> _Description of the task_
Locate all lines with the word "placement" and copy them out.

> _Supplied entries_
--- Start ---
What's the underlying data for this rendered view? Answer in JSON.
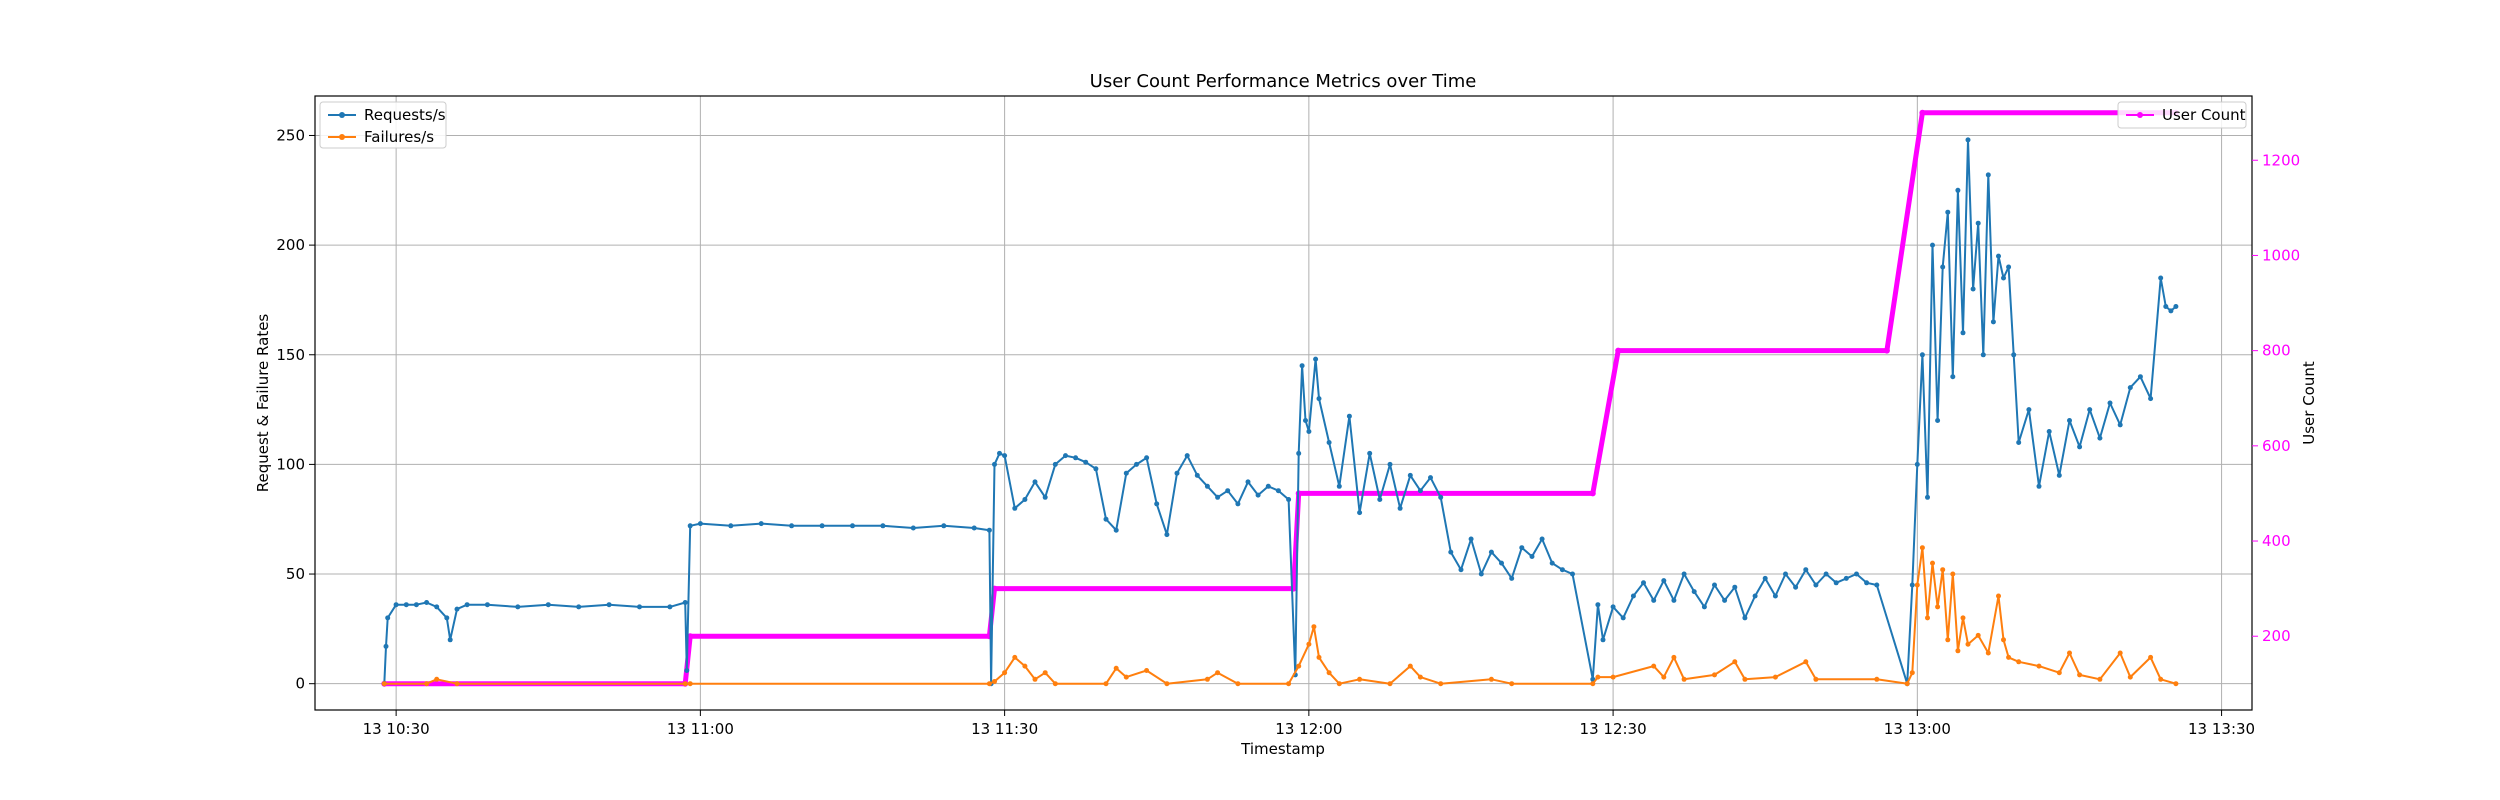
{
  "colors": {
    "requests": "#1f77b4",
    "failures": "#ff7f0e",
    "users": "#ff00ff",
    "grid": "#b0b0b0",
    "frame": "#000000"
  },
  "chart_data": {
    "type": "line",
    "title": "User Count Performance Metrics over Time",
    "xlabel": "Timestamp",
    "ylabel": "Request & Failure Rates",
    "y2label": "User Count",
    "x_unit": "time (day 13, HH:MM)",
    "xlim": [
      "13 10:22",
      "13 13:33"
    ],
    "ylim": [
      -12,
      268
    ],
    "y2lim": [
      45,
      1335
    ],
    "x_ticks": [
      "13 10:30",
      "13 11:00",
      "13 11:30",
      "13 12:00",
      "13 12:30",
      "13 13:00",
      "13 13:30"
    ],
    "y_ticks": [
      0,
      50,
      100,
      150,
      200,
      250
    ],
    "y2_ticks": [
      200,
      400,
      600,
      800,
      1000,
      1200
    ],
    "grid": true,
    "legend_left": {
      "placement": "top-left",
      "entries": [
        "Requests/s",
        "Failures/s"
      ]
    },
    "legend_right": {
      "placement": "top-right",
      "entries": [
        "User Count"
      ]
    },
    "series": [
      {
        "name": "Requests/s",
        "axis": "left",
        "points": [
          [
            "10:28:50",
            0
          ],
          [
            "10:29:00",
            17
          ],
          [
            "10:29:10",
            30
          ],
          [
            "10:30:00",
            36
          ],
          [
            "10:31:00",
            36
          ],
          [
            "10:32:00",
            36
          ],
          [
            "10:33:00",
            37
          ],
          [
            "10:34:00",
            35
          ],
          [
            "10:35:00",
            30
          ],
          [
            "10:35:20",
            20
          ],
          [
            "10:36:00",
            34
          ],
          [
            "10:37:00",
            36
          ],
          [
            "10:39:00",
            36
          ],
          [
            "10:42:00",
            35
          ],
          [
            "10:45:00",
            36
          ],
          [
            "10:48:00",
            35
          ],
          [
            "10:51:00",
            36
          ],
          [
            "10:54:00",
            35
          ],
          [
            "10:57:00",
            35
          ],
          [
            "10:58:30",
            37
          ],
          [
            "10:58:40",
            6
          ],
          [
            "10:59:00",
            72
          ],
          [
            "11:00:00",
            73
          ],
          [
            "11:03:00",
            72
          ],
          [
            "11:06:00",
            73
          ],
          [
            "11:09:00",
            72
          ],
          [
            "11:12:00",
            72
          ],
          [
            "11:15:00",
            72
          ],
          [
            "11:18:00",
            72
          ],
          [
            "11:21:00",
            71
          ],
          [
            "11:24:00",
            72
          ],
          [
            "11:27:00",
            71
          ],
          [
            "11:28:30",
            70
          ],
          [
            "11:28:40",
            0
          ],
          [
            "11:29:00",
            100
          ],
          [
            "11:29:30",
            105
          ],
          [
            "11:30:00",
            104
          ],
          [
            "11:31:00",
            80
          ],
          [
            "11:32:00",
            84
          ],
          [
            "11:33:00",
            92
          ],
          [
            "11:34:00",
            85
          ],
          [
            "11:35:00",
            100
          ],
          [
            "11:36:00",
            104
          ],
          [
            "11:37:00",
            103
          ],
          [
            "11:38:00",
            101
          ],
          [
            "11:39:00",
            98
          ],
          [
            "11:40:00",
            75
          ],
          [
            "11:41:00",
            70
          ],
          [
            "11:42:00",
            96
          ],
          [
            "11:43:00",
            100
          ],
          [
            "11:44:00",
            103
          ],
          [
            "11:45:00",
            82
          ],
          [
            "11:46:00",
            68
          ],
          [
            "11:47:00",
            96
          ],
          [
            "11:48:00",
            104
          ],
          [
            "11:49:00",
            95
          ],
          [
            "11:50:00",
            90
          ],
          [
            "11:51:00",
            85
          ],
          [
            "11:52:00",
            88
          ],
          [
            "11:53:00",
            82
          ],
          [
            "11:54:00",
            92
          ],
          [
            "11:55:00",
            86
          ],
          [
            "11:56:00",
            90
          ],
          [
            "11:57:00",
            88
          ],
          [
            "11:58:00",
            84
          ],
          [
            "11:58:40",
            4
          ],
          [
            "11:59:00",
            105
          ],
          [
            "11:59:20",
            145
          ],
          [
            "11:59:40",
            120
          ],
          [
            "12:00:00",
            115
          ],
          [
            "12:00:40",
            148
          ],
          [
            "12:01:00",
            130
          ],
          [
            "12:02:00",
            110
          ],
          [
            "12:03:00",
            90
          ],
          [
            "12:04:00",
            122
          ],
          [
            "12:05:00",
            78
          ],
          [
            "12:06:00",
            105
          ],
          [
            "12:07:00",
            84
          ],
          [
            "12:08:00",
            100
          ],
          [
            "12:09:00",
            80
          ],
          [
            "12:10:00",
            95
          ],
          [
            "12:11:00",
            88
          ],
          [
            "12:12:00",
            94
          ],
          [
            "12:13:00",
            85
          ],
          [
            "12:14:00",
            60
          ],
          [
            "12:15:00",
            52
          ],
          [
            "12:16:00",
            66
          ],
          [
            "12:17:00",
            50
          ],
          [
            "12:18:00",
            60
          ],
          [
            "12:19:00",
            55
          ],
          [
            "12:20:00",
            48
          ],
          [
            "12:21:00",
            62
          ],
          [
            "12:22:00",
            58
          ],
          [
            "12:23:00",
            66
          ],
          [
            "12:24:00",
            55
          ],
          [
            "12:25:00",
            52
          ],
          [
            "12:26:00",
            50
          ],
          [
            "12:28:00",
            2
          ],
          [
            "12:28:30",
            36
          ],
          [
            "12:29:00",
            20
          ],
          [
            "12:30:00",
            35
          ],
          [
            "12:31:00",
            30
          ],
          [
            "12:32:00",
            40
          ],
          [
            "12:33:00",
            46
          ],
          [
            "12:34:00",
            38
          ],
          [
            "12:35:00",
            47
          ],
          [
            "12:36:00",
            38
          ],
          [
            "12:37:00",
            50
          ],
          [
            "12:38:00",
            42
          ],
          [
            "12:39:00",
            35
          ],
          [
            "12:40:00",
            45
          ],
          [
            "12:41:00",
            38
          ],
          [
            "12:42:00",
            44
          ],
          [
            "12:43:00",
            30
          ],
          [
            "12:44:00",
            40
          ],
          [
            "12:45:00",
            48
          ],
          [
            "12:46:00",
            40
          ],
          [
            "12:47:00",
            50
          ],
          [
            "12:48:00",
            44
          ],
          [
            "12:49:00",
            52
          ],
          [
            "12:50:00",
            45
          ],
          [
            "12:51:00",
            50
          ],
          [
            "12:52:00",
            46
          ],
          [
            "12:53:00",
            48
          ],
          [
            "12:54:00",
            50
          ],
          [
            "12:55:00",
            46
          ],
          [
            "12:56:00",
            45
          ],
          [
            "12:59:00",
            0
          ],
          [
            "12:59:30",
            45
          ],
          [
            "13:00:00",
            100
          ],
          [
            "13:00:30",
            150
          ],
          [
            "13:01:00",
            85
          ],
          [
            "13:01:30",
            200
          ],
          [
            "13:02:00",
            120
          ],
          [
            "13:02:30",
            190
          ],
          [
            "13:03:00",
            215
          ],
          [
            "13:03:30",
            140
          ],
          [
            "13:04:00",
            225
          ],
          [
            "13:04:30",
            160
          ],
          [
            "13:05:00",
            248
          ],
          [
            "13:05:30",
            180
          ],
          [
            "13:06:00",
            210
          ],
          [
            "13:06:30",
            150
          ],
          [
            "13:07:00",
            232
          ],
          [
            "13:07:30",
            165
          ],
          [
            "13:08:00",
            195
          ],
          [
            "13:08:30",
            185
          ],
          [
            "13:09:00",
            190
          ],
          [
            "13:09:30",
            150
          ],
          [
            "13:10:00",
            110
          ],
          [
            "13:11:00",
            125
          ],
          [
            "13:12:00",
            90
          ],
          [
            "13:13:00",
            115
          ],
          [
            "13:14:00",
            95
          ],
          [
            "13:15:00",
            120
          ],
          [
            "13:16:00",
            108
          ],
          [
            "13:17:00",
            125
          ],
          [
            "13:18:00",
            112
          ],
          [
            "13:19:00",
            128
          ],
          [
            "13:20:00",
            118
          ],
          [
            "13:21:00",
            135
          ],
          [
            "13:22:00",
            140
          ],
          [
            "13:23:00",
            130
          ],
          [
            "13:24:00",
            185
          ],
          [
            "13:24:30",
            172
          ],
          [
            "13:25:00",
            170
          ],
          [
            "13:25:30",
            172
          ]
        ]
      },
      {
        "name": "Failures/s",
        "axis": "left",
        "points": [
          [
            "10:28:50",
            0
          ],
          [
            "10:33:00",
            0
          ],
          [
            "10:34:00",
            2
          ],
          [
            "10:36:00",
            0
          ],
          [
            "10:58:30",
            0
          ],
          [
            "10:59:00",
            0
          ],
          [
            "11:28:30",
            0
          ],
          [
            "11:29:00",
            1
          ],
          [
            "11:30:00",
            5
          ],
          [
            "11:31:00",
            12
          ],
          [
            "11:32:00",
            8
          ],
          [
            "11:33:00",
            2
          ],
          [
            "11:34:00",
            5
          ],
          [
            "11:35:00",
            0
          ],
          [
            "11:40:00",
            0
          ],
          [
            "11:41:00",
            7
          ],
          [
            "11:42:00",
            3
          ],
          [
            "11:44:00",
            6
          ],
          [
            "11:46:00",
            0
          ],
          [
            "11:50:00",
            2
          ],
          [
            "11:51:00",
            5
          ],
          [
            "11:53:00",
            0
          ],
          [
            "11:58:00",
            0
          ],
          [
            "11:59:00",
            8
          ],
          [
            "12:00:00",
            18
          ],
          [
            "12:00:30",
            26
          ],
          [
            "12:01:00",
            12
          ],
          [
            "12:02:00",
            5
          ],
          [
            "12:03:00",
            0
          ],
          [
            "12:05:00",
            2
          ],
          [
            "12:08:00",
            0
          ],
          [
            "12:10:00",
            8
          ],
          [
            "12:11:00",
            3
          ],
          [
            "12:13:00",
            0
          ],
          [
            "12:18:00",
            2
          ],
          [
            "12:20:00",
            0
          ],
          [
            "12:28:00",
            0
          ],
          [
            "12:28:30",
            3
          ],
          [
            "12:30:00",
            3
          ],
          [
            "12:34:00",
            8
          ],
          [
            "12:35:00",
            3
          ],
          [
            "12:36:00",
            12
          ],
          [
            "12:37:00",
            2
          ],
          [
            "12:40:00",
            4
          ],
          [
            "12:42:00",
            10
          ],
          [
            "12:43:00",
            2
          ],
          [
            "12:46:00",
            3
          ],
          [
            "12:49:00",
            10
          ],
          [
            "12:50:00",
            2
          ],
          [
            "12:56:00",
            2
          ],
          [
            "12:59:00",
            0
          ],
          [
            "12:59:30",
            5
          ],
          [
            "13:00:00",
            45
          ],
          [
            "13:00:30",
            62
          ],
          [
            "13:01:00",
            30
          ],
          [
            "13:01:30",
            55
          ],
          [
            "13:02:00",
            35
          ],
          [
            "13:02:30",
            52
          ],
          [
            "13:03:00",
            20
          ],
          [
            "13:03:30",
            50
          ],
          [
            "13:04:00",
            15
          ],
          [
            "13:04:30",
            30
          ],
          [
            "13:05:00",
            18
          ],
          [
            "13:06:00",
            22
          ],
          [
            "13:07:00",
            14
          ],
          [
            "13:08:00",
            40
          ],
          [
            "13:08:30",
            20
          ],
          [
            "13:09:00",
            12
          ],
          [
            "13:10:00",
            10
          ],
          [
            "13:12:00",
            8
          ],
          [
            "13:14:00",
            5
          ],
          [
            "13:15:00",
            14
          ],
          [
            "13:16:00",
            4
          ],
          [
            "13:18:00",
            2
          ],
          [
            "13:20:00",
            14
          ],
          [
            "13:21:00",
            3
          ],
          [
            "13:23:00",
            12
          ],
          [
            "13:24:00",
            2
          ],
          [
            "13:25:30",
            0
          ]
        ]
      },
      {
        "name": "User Count",
        "axis": "right",
        "points": [
          [
            "10:28:50",
            100
          ],
          [
            "10:58:30",
            100
          ],
          [
            "10:59:00",
            200
          ],
          [
            "11:28:30",
            200
          ],
          [
            "11:29:00",
            300
          ],
          [
            "11:58:30",
            300
          ],
          [
            "11:59:00",
            500
          ],
          [
            "12:28:00",
            500
          ],
          [
            "12:30:30",
            800
          ],
          [
            "12:57:00",
            800
          ],
          [
            "13:00:30",
            1300
          ],
          [
            "13:25:30",
            1300
          ]
        ]
      }
    ]
  }
}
--- End ---
> _Written answer_
      "placement": "top-left",
      "placement": "top-right",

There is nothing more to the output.